JOB: The answer is one number: how many lines in the data below hold "obtain".

── DATA FOR THIS TASK

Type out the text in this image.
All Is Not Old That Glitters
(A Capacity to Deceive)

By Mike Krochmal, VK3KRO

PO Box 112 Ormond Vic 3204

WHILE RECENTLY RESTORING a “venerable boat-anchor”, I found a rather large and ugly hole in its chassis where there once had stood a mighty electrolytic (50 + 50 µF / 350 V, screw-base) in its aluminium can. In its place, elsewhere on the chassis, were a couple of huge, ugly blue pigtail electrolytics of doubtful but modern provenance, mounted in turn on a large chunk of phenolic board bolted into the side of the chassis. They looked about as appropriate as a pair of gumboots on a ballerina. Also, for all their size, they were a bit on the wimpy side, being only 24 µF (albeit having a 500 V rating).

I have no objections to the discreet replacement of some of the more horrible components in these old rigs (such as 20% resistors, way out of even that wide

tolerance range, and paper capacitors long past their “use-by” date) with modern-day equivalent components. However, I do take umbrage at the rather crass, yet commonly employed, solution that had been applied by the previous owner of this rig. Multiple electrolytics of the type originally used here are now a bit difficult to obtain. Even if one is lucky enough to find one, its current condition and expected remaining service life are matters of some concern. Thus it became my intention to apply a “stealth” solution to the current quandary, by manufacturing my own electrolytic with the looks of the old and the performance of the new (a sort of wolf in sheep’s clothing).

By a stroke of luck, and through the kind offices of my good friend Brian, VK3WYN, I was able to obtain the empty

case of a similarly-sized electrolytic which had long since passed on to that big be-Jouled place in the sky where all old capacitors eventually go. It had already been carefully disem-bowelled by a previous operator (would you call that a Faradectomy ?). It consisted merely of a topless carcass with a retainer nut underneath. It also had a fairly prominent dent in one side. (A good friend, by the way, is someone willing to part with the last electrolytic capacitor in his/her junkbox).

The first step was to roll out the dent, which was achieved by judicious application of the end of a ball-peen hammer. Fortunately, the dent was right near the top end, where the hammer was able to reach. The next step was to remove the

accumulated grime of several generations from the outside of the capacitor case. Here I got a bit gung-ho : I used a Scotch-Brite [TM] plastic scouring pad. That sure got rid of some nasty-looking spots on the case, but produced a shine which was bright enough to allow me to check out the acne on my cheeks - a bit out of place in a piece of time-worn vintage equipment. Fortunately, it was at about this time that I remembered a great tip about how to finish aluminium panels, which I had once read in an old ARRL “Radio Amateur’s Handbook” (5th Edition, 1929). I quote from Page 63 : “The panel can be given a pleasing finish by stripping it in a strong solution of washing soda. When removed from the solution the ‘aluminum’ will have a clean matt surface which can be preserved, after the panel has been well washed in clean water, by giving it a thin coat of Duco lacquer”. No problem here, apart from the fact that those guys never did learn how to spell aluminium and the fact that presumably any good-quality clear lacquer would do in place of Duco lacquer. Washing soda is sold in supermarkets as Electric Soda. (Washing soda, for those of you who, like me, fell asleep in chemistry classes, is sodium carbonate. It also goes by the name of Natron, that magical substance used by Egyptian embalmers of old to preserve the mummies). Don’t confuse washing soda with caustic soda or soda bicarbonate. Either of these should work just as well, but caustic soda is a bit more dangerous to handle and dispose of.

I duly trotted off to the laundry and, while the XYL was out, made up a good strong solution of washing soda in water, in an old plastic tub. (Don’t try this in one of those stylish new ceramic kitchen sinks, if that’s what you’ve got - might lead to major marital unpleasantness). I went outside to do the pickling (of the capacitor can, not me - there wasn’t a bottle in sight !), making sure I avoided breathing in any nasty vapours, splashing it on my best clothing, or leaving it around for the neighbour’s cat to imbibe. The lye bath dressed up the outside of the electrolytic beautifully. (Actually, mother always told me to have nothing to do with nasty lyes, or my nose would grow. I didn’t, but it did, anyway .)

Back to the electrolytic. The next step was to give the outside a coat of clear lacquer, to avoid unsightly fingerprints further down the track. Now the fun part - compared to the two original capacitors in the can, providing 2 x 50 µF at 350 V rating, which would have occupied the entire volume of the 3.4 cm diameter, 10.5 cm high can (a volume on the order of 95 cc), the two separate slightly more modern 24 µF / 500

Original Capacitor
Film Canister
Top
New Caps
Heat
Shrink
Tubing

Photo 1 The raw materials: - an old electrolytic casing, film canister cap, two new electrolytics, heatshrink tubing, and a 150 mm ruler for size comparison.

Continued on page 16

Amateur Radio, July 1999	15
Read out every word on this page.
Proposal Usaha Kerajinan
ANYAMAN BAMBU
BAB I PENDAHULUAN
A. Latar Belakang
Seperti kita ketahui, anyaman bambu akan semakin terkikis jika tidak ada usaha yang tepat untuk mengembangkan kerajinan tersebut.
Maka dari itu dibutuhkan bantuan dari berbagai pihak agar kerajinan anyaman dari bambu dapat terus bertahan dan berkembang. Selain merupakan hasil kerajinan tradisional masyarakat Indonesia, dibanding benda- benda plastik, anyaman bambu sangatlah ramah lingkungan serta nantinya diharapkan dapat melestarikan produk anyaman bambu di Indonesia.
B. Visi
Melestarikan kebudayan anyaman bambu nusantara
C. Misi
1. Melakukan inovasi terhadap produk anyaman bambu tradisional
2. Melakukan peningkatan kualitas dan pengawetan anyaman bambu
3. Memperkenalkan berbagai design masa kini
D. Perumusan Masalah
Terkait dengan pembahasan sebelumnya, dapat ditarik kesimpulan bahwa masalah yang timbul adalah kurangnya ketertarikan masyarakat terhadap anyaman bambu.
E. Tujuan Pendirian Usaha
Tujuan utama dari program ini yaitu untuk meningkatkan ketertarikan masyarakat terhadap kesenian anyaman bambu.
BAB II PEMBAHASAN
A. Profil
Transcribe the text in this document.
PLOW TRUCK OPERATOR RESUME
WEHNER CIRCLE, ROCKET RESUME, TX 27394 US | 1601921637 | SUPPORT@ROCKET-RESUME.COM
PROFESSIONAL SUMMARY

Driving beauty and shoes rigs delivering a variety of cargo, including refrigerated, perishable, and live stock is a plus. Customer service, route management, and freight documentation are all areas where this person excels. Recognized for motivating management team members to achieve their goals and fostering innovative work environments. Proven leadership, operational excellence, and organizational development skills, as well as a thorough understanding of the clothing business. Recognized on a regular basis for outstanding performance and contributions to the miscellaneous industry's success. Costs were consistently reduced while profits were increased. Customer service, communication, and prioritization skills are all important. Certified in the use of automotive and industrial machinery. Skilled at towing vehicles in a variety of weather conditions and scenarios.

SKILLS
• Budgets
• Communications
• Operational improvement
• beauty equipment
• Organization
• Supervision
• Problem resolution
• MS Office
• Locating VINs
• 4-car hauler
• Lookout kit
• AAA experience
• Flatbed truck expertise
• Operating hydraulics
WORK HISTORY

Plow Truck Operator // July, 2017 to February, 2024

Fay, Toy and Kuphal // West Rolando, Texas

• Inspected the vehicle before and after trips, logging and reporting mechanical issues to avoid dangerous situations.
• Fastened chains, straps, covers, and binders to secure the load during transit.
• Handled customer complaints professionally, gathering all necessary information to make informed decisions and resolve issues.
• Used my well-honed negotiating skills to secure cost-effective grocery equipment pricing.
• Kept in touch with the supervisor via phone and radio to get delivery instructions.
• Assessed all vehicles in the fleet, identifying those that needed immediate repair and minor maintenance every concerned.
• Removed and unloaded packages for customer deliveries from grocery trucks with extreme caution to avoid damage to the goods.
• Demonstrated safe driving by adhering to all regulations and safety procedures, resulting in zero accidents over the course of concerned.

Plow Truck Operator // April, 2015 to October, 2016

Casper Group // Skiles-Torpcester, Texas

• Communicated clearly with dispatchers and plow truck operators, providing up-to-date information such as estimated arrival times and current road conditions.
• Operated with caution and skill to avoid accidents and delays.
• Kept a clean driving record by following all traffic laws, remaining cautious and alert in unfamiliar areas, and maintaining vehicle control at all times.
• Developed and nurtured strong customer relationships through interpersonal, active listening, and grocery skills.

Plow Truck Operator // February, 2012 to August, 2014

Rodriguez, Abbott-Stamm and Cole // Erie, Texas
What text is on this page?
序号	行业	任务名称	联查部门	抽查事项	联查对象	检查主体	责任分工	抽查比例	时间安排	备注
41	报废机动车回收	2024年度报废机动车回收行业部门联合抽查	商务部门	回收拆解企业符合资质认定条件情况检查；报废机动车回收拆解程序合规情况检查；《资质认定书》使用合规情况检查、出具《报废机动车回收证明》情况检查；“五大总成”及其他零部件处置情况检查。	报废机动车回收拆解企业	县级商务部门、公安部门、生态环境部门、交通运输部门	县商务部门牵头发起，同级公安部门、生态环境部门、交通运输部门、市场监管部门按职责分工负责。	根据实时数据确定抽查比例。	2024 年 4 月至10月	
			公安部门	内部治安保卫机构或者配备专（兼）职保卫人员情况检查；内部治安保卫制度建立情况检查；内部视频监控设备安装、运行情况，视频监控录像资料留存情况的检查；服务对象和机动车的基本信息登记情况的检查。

────

SOLUTION BELOW: 2